(Stored dataset items)

━━━━━━━━━━

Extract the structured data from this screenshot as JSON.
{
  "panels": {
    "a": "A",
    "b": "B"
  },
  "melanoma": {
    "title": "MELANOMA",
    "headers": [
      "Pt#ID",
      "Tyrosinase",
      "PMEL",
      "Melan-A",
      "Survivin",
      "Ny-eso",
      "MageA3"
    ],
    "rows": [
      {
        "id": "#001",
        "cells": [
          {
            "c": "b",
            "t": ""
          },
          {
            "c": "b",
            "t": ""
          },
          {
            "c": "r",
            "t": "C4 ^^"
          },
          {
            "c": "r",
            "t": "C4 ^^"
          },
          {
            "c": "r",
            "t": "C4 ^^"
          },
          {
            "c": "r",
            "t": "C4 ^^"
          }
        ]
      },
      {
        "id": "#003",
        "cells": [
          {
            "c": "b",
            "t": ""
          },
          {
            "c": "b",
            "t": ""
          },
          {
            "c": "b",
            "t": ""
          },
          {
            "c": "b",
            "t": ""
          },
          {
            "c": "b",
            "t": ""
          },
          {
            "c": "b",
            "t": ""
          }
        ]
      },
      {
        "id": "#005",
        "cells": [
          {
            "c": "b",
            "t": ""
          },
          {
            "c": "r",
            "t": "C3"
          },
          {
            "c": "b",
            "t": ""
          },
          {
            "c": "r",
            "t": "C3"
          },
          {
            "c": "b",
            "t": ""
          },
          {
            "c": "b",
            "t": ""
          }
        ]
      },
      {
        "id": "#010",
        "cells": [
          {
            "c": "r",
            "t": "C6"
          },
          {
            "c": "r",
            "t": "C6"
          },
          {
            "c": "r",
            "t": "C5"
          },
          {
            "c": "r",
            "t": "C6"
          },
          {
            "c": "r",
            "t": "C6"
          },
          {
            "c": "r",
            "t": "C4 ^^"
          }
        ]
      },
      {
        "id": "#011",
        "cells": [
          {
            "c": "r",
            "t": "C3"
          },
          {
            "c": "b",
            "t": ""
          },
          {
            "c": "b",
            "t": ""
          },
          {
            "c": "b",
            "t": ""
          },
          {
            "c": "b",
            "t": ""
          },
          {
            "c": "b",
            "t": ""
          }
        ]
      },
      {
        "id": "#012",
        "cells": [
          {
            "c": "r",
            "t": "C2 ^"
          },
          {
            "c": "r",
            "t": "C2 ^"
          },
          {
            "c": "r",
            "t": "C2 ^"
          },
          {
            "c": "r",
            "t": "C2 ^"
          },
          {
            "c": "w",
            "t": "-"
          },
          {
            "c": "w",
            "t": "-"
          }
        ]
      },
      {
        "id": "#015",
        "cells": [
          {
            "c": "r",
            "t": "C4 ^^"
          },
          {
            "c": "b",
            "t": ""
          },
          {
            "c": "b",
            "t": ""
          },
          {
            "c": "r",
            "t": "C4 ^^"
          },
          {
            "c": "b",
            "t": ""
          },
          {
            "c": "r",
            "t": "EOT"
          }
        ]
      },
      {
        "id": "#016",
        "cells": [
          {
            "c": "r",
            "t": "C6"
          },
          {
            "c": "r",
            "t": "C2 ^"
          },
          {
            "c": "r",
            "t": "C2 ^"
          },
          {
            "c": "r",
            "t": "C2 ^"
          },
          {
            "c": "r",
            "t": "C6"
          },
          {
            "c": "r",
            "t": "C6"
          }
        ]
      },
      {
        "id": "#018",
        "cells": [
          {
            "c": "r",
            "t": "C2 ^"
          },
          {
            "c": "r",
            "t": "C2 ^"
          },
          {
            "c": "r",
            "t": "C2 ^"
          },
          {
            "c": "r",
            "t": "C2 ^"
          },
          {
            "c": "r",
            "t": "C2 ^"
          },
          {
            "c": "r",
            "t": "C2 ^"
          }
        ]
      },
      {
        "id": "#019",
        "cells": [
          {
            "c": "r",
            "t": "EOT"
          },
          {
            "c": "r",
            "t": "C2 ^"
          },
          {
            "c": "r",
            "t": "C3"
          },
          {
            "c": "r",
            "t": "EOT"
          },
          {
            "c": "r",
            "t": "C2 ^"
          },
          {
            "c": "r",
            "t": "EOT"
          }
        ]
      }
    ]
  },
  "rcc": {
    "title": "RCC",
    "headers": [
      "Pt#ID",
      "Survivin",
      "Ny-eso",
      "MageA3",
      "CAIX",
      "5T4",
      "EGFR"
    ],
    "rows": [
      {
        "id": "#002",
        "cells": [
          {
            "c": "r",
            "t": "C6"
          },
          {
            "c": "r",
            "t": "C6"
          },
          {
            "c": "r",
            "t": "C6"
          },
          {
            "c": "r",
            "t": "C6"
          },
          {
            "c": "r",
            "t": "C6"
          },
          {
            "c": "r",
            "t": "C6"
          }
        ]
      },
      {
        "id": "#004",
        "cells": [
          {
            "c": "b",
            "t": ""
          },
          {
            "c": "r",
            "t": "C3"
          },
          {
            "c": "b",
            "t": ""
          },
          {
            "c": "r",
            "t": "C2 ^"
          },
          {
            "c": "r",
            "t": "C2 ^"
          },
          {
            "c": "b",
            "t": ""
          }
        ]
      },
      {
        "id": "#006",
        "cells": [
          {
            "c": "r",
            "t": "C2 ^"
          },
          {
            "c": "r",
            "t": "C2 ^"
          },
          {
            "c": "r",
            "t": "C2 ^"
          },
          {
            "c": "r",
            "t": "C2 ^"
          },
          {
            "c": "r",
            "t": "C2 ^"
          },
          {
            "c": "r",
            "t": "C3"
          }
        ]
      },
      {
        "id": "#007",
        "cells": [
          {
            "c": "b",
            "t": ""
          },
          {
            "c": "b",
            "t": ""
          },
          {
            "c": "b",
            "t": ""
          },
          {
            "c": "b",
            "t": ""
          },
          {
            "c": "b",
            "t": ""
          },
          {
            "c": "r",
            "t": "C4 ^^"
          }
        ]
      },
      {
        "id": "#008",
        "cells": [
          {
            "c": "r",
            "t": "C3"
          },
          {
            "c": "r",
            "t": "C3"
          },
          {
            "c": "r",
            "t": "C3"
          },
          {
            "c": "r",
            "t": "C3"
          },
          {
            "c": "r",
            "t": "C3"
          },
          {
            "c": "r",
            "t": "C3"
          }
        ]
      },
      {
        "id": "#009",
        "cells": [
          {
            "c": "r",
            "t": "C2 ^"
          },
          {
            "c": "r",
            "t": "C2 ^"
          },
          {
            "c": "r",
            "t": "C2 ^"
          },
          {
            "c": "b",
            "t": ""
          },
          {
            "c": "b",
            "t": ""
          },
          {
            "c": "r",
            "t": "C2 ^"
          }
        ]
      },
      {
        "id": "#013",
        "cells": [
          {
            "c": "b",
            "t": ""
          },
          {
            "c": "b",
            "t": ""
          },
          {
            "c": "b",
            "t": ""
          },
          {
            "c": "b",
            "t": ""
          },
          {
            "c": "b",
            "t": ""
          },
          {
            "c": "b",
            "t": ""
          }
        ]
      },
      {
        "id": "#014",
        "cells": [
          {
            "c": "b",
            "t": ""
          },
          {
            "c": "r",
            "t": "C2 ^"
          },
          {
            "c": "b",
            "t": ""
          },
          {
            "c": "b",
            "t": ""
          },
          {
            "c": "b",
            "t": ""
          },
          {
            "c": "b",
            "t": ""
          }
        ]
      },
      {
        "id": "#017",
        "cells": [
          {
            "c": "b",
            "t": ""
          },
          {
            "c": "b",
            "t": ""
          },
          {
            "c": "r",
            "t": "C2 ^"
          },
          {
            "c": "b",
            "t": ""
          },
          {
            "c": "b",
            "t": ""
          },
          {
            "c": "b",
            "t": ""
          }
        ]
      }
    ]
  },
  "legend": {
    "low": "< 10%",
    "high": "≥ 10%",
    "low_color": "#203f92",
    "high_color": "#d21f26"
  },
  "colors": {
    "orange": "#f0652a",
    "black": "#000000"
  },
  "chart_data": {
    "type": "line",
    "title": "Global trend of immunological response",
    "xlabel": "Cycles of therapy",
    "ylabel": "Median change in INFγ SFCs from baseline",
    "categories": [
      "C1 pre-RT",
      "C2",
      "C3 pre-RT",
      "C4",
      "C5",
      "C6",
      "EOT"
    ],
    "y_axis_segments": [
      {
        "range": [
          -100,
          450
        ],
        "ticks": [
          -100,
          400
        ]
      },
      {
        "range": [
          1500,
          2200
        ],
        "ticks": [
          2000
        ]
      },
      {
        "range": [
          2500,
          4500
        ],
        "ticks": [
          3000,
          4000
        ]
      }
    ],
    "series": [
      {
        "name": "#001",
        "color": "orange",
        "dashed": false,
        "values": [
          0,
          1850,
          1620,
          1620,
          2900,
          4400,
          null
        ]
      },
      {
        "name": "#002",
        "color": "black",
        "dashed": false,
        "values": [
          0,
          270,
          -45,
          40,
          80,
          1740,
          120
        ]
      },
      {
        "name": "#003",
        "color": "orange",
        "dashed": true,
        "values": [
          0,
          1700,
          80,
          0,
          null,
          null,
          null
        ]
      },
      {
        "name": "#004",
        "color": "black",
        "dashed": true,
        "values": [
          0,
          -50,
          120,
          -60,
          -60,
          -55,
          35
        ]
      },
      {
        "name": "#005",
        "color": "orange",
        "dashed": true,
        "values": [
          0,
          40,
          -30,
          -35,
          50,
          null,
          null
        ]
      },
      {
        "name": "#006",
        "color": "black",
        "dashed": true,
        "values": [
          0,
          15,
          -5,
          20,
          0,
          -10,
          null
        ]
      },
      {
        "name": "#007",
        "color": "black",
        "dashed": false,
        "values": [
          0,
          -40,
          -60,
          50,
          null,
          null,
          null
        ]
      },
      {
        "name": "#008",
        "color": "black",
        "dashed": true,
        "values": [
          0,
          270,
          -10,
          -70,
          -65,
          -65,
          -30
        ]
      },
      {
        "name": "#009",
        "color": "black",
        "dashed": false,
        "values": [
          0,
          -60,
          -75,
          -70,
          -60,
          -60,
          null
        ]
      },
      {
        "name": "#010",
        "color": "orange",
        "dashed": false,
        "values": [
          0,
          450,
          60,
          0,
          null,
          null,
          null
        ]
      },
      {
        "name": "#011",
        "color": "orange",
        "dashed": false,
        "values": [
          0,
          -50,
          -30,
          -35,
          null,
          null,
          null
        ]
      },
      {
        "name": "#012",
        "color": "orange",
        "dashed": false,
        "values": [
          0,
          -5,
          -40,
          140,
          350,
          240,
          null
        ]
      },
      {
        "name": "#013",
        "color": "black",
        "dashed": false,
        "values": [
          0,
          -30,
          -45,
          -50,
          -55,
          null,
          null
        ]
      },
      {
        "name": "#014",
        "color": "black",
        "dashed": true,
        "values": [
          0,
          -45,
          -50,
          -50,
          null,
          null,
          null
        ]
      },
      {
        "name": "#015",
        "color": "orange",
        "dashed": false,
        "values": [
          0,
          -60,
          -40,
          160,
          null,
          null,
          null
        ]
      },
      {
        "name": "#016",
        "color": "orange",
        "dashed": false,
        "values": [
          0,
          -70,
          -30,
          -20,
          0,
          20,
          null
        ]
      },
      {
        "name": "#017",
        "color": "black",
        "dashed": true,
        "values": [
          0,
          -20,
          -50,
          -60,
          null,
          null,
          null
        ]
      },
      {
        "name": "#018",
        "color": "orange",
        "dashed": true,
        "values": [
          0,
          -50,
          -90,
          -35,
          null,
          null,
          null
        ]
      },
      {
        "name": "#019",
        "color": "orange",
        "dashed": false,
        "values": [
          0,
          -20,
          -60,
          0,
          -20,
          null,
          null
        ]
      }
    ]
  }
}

━━━━━━━━━━

**Instructions for the task:** Compute how many lines include the string "from", then give that number by itself.

**Exercise answer:** 2